THE REQUEST:
For the copy, please give all of the data again exactly and leave the pictures out.

DATA FOR THE TASK:
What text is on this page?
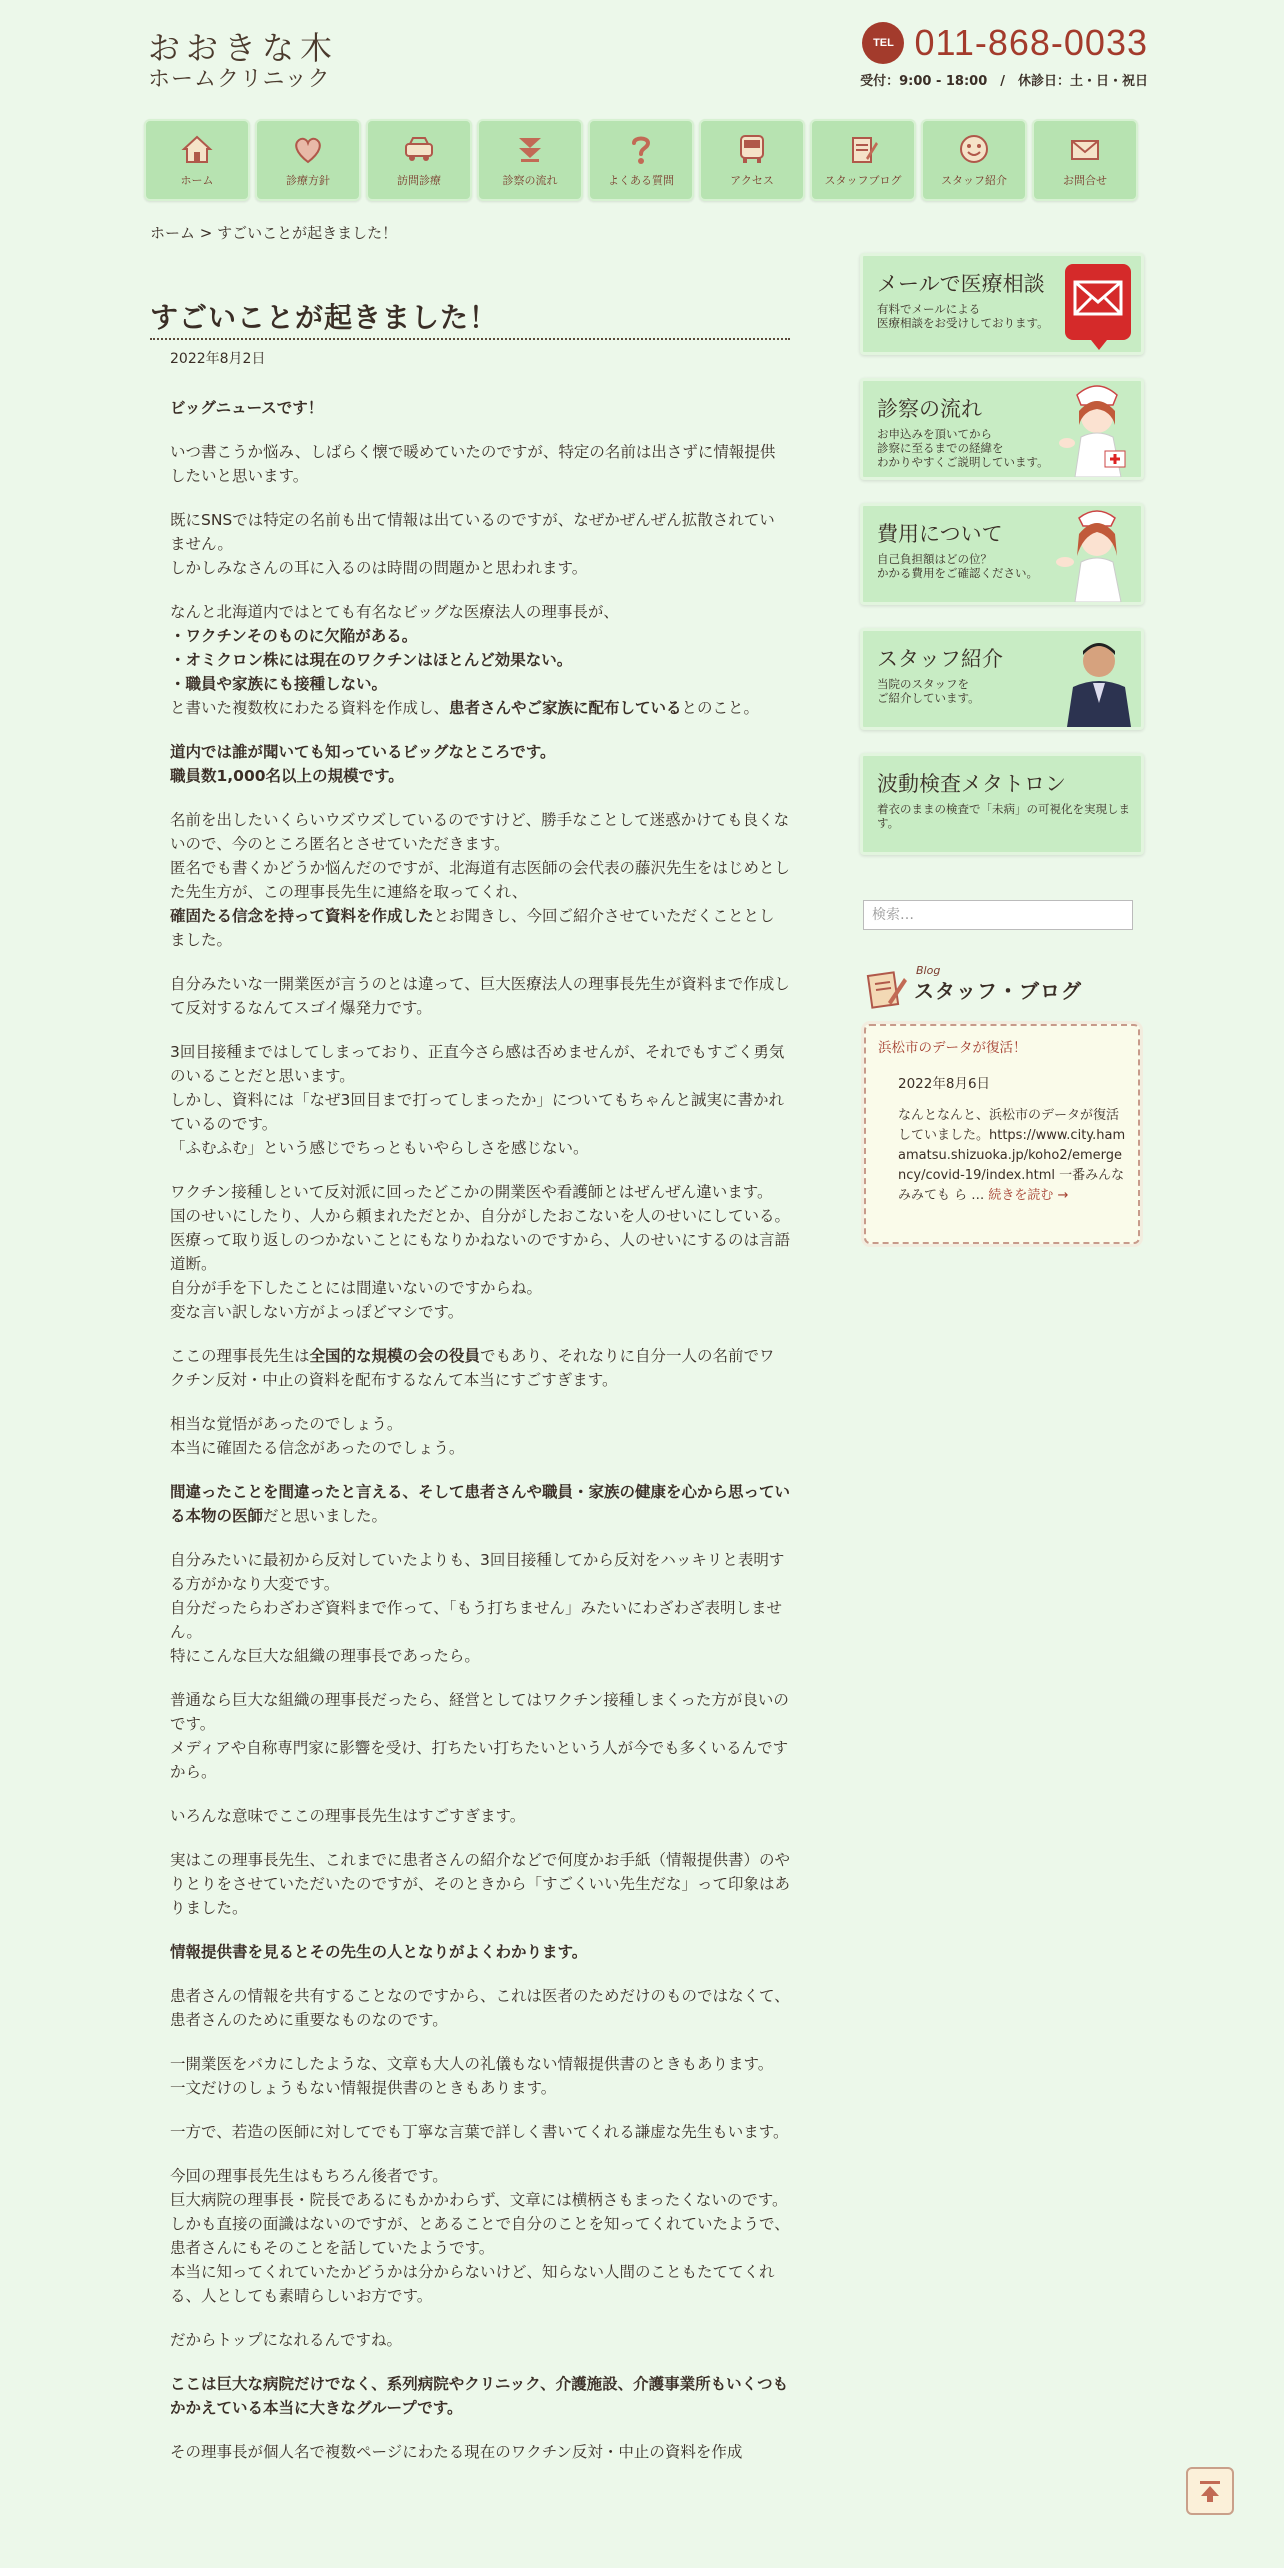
おおきな木
ホームクリニック
TEL 011-868-0033
受付：9:00 - 18:00　/　休診日：土・日・祝日
ホーム	診療方針	訪問診療	診察の流れ	よくある質問	アクセス	スタッフブログ	スタッフ紹介	お問合せ
ホーム > すごいことが起きました！
すごいことが起きました！
2022年8月2日

ビッグニュースです！

いつ書こうか悩み、しばらく懐で暖めていたのですが、特定の名前は出さずに情報提供したいと思います。

既にSNSでは特定の名前も出て情報は出ているのですが、なぜかぜんぜん拡散されていません。
しかしみなさんの耳に入るのは時間の問題かと思われます。

なんと北海道内ではとても有名なビッグな医療法人の理事長が、
・ワクチンそのものに欠陥がある。
・オミクロン株には現在のワクチンはほとんど効果ない。
・職員や家族にも接種しない。
と書いた複数枚にわたる資料を作成し、患者さんやご家族に配布しているとのこと。

道内では誰が聞いても知っているビッグなところです。
職員数1,000名以上の規模です。

名前を出したいくらいウズウズしているのですけど、勝手なことして迷惑かけても良くないので、今のところ匿名とさせていただきます。
匿名でも書くかどうか悩んだのですが、北海道有志医師の会代表の藤沢先生をはじめとした先生方が、この理事長先生に連絡を取ってくれ、
確固たる信念を持って資料を作成したとお聞きし、今回ご紹介させていただくこととしました。

自分みたいな一開業医が言うのとは違って、巨大医療法人の理事長先生が資料まで作成して反対するなんてスゴイ爆発力です。

3回目接種まではしてしまっており、正直今さら感は否めませんが、それでもすごく勇気のいることだと思います。
しかし、資料には「なぜ3回目まで打ってしまったか」についてもちゃんと誠実に書かれているのです。
「ふむふむ」という感じでちっともいやらしさを感じない。

ワクチン接種しといて反対派に回ったどこかの開業医や看護師とはぜんぜん違います。
国のせいにしたり、人から頼まれただとか、自分がしたおこないを人のせいにしている。
医療って取り返しのつかないことにもなりかねないのですから、人のせいにするのは言語道断。
自分が手を下したことには間違いないのですからね。
変な言い訳しない方がよっぽどマシです。

ここの理事長先生は全国的な規模の会の役員でもあり、それなりに自分一人の名前でワクチン反対・中止の資料を配布するなんて本当にすごすぎます。

相当な覚悟があったのでしょう。
本当に確固たる信念があったのでしょう。

間違ったことを間違ったと言える、そして患者さんや職員・家族の健康を心から思っている本物の医師だと思いました。

自分みたいに最初から反対していたよりも、3回目接種してから反対をハッキリと表明する方がかなり大変です。
自分だったらわざわざ資料まで作って、「もう打ちません」みたいにわざわざ表明しません。
特にこんな巨大な組織の理事長であったら。

普通なら巨大な組織の理事長だったら、経営としてはワクチン接種しまくった方が良いのです。
メディアや自称専門家に影響を受け、打ちたい打ちたいという人が今でも多くいるんですから。

いろんな意味でここの理事長先生はすごすぎます。

実はこの理事長先生、これまでに患者さんの紹介などで何度かお手紙（情報提供書）のやりとりをさせていただいたのですが、そのときから「すごくいい先生だな」って印象はありました。

情報提供書を見るとその先生の人となりがよくわかります。

患者さんの情報を共有することなのですから、これは医者のためだけのものではなくて、患者さんのために重要なものなのです。

一開業医をバカにしたような、文章も大人の礼儀もない情報提供書のときもあります。
一文だけのしょうもない情報提供書のときもあります。

一方で、若造の医師に対してでも丁寧な言葉で詳しく書いてくれる謙虚な先生もいます。

今回の理事長先生はもちろん後者です。
巨大病院の理事長・院長であるにもかかわらず、文章には横柄さもまったくないのです。
しかも直接の面識はないのですが、とあることで自分のことを知ってくれていたようで、患者さんにもそのことを話していたようです。
本当に知ってくれていたかどうかは分からないけど、知らない人間のこともたててくれる、人としても素晴らしいお方です。

だからトップになれるんですね。

ここは巨大な病院だけでなく、系列病院やクリニック、介護施設、介護事業所もいくつもかかえている本当に大きなグループです。

その理事長が個人名で複数ページにわたる現在のワクチン反対・中止の資料を作成

メールで医療相談
有料でメールによる
医療相談をお受けしております。
診察の流れ
お申込みを頂いてから
診察に至るまでの経緯を
わかりやすくご説明しています。
費用について
自己負担額はどの位？
かかる費用をご確認ください。
スタッフ紹介
当院のスタッフを
ご紹介しています。
波動検査メタトロン
着衣のままの検査で「未病」の可視化を実現します。
検索…
Blog
スタッフ・ブログ
浜松市のデータが復活！
2022年8月6日
なんとなんと、浜松市のデータが復活していました。https://www.city.hamamatsu.shizuoka.jp/koho2/emergency/covid-19/index.html 一番みんなみみても ら … 続きを読む →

SOLUTION FOR THIS PROBLEM:
What text is on this page?
おおきな木
ホームクリニック
TEL 011-868-0033
受付：9:00 - 18:00　/　休診日：土・日・祝日
ホーム	診療方針	訪問診療	診察の流れ	よくある質問	アクセス	スタッフブログ	スタッフ紹介	お問合せ
ホーム > すごいことが起きました！
すごいことが起きました！
2022年8月2日

ビッグニュースです！

いつ書こうか悩み、しばらく懐で暖めていたのですが、特定の名前は出さずに情報提供したいと思います。

既にSNSでは特定の名前も出て情報は出ているのですが、なぜかぜんぜん拡散されていません。
しかしみなさんの耳に入るのは時間の問題かと思われます。

なんと北海道内ではとても有名なビッグな医療法人の理事長が、
・ワクチンそのものに欠陥がある。
・オミクロン株には現在のワクチンはほとんど効果ない。
・職員や家族にも接種しない。
と書いた複数枚にわたる資料を作成し、患者さんやご家族に配布しているとのこと。

道内では誰が聞いても知っているビッグなところです。
職員数1,000名以上の規模です。

名前を出したいくらいウズウズしているのですけど、勝手なことして迷惑かけても良くないので、今のところ匿名とさせていただきます。
匿名でも書くかどうか悩んだのですが、北海道有志医師の会代表の藤沢先生をはじめとした先生方が、この理事長先生に連絡を取ってくれ、
確固たる信念を持って資料を作成したとお聞きし、今回ご紹介させていただくこととしました。

自分みたいな一開業医が言うのとは違って、巨大医療法人の理事長先生が資料まで作成して反対するなんてスゴイ爆発力です。

3回目接種まではしてしまっており、正直今さら感は否めませんが、それでもすごく勇気のいることだと思います。
しかし、資料には「なぜ3回目まで打ってしまったか」についてもちゃんと誠実に書かれているのです。
「ふむふむ」という感じでちっともいやらしさを感じない。

ワクチン接種しといて反対派に回ったどこかの開業医や看護師とはぜんぜん違います。
国のせいにしたり、人から頼まれただとか、自分がしたおこないを人のせいにしている。
医療って取り返しのつかないことにもなりかねないのですから、人のせいにするのは言語道断。
自分が手を下したことには間違いないのですからね。
変な言い訳しない方がよっぽどマシです。

ここの理事長先生は全国的な規模の会の役員でもあり、それなりに自分一人の名前でワクチン反対・中止の資料を配布するなんて本当にすごすぎます。

相当な覚悟があったのでしょう。
本当に確固たる信念があったのでしょう。

間違ったことを間違ったと言える、そして患者さんや職員・家族の健康を心から思っている本物の医師だと思いました。

自分みたいに最初から反対していたよりも、3回目接種してから反対をハッキリと表明する方がかなり大変です。
自分だったらわざわざ資料まで作って、「もう打ちません」みたいにわざわざ表明しません。
特にこんな巨大な組織の理事長であったら。

普通なら巨大な組織の理事長だったら、経営としてはワクチン接種しまくった方が良いのです。
メディアや自称専門家に影響を受け、打ちたい打ちたいという人が今でも多くいるんですから。

いろんな意味でここの理事長先生はすごすぎます。

実はこの理事長先生、これまでに患者さんの紹介などで何度かお手紙（情報提供書）のやりとりをさせていただいたのですが、そのときから「すごくいい先生だな」って印象はありました。

情報提供書を見るとその先生の人となりがよくわかります。

患者さんの情報を共有することなのですから、これは医者のためだけのものではなくて、患者さんのために重要なものなのです。

一開業医をバカにしたような、文章も大人の礼儀もない情報提供書のときもあります。
一文だけのしょうもない情報提供書のときもあります。

一方で、若造の医師に対してでも丁寧な言葉で詳しく書いてくれる謙虚な先生もいます。

今回の理事長先生はもちろん後者です。
巨大病院の理事長・院長であるにもかかわらず、文章には横柄さもまったくないのです。
しかも直接の面識はないのですが、とあることで自分のことを知ってくれていたようで、患者さんにもそのことを話していたようです。
本当に知ってくれていたかどうかは分からないけど、知らない人間のこともたててくれる、人としても素晴らしいお方です。

だからトップになれるんですね。

ここは巨大な病院だけでなく、系列病院やクリニック、介護施設、介護事業所もいくつもかかえている本当に大きなグループです。

その理事長が個人名で複数ページにわたる現在のワクチン反対・中止の資料を作成

メールで医療相談
有料でメールによる
医療相談をお受けしております。
診察の流れ
お申込みを頂いてから
診察に至るまでの経緯を
わかりやすくご説明しています。
費用について
自己負担額はどの位？
かかる費用をご確認ください。
スタッフ紹介
当院のスタッフを
ご紹介しています。
波動検査メタトロン
着衣のままの検査で「未病」の可視化を実現します。
検索…
Blog
スタッフ・ブログ
浜松市のデータが復活！
2022年8月6日
なんとなんと、浜松市のデータが復活していました。https://www.city.hamamatsu.shizuoka.jp/koho2/emergency/covid-19/index.html 一番みんなみみても ら … 続きを読む →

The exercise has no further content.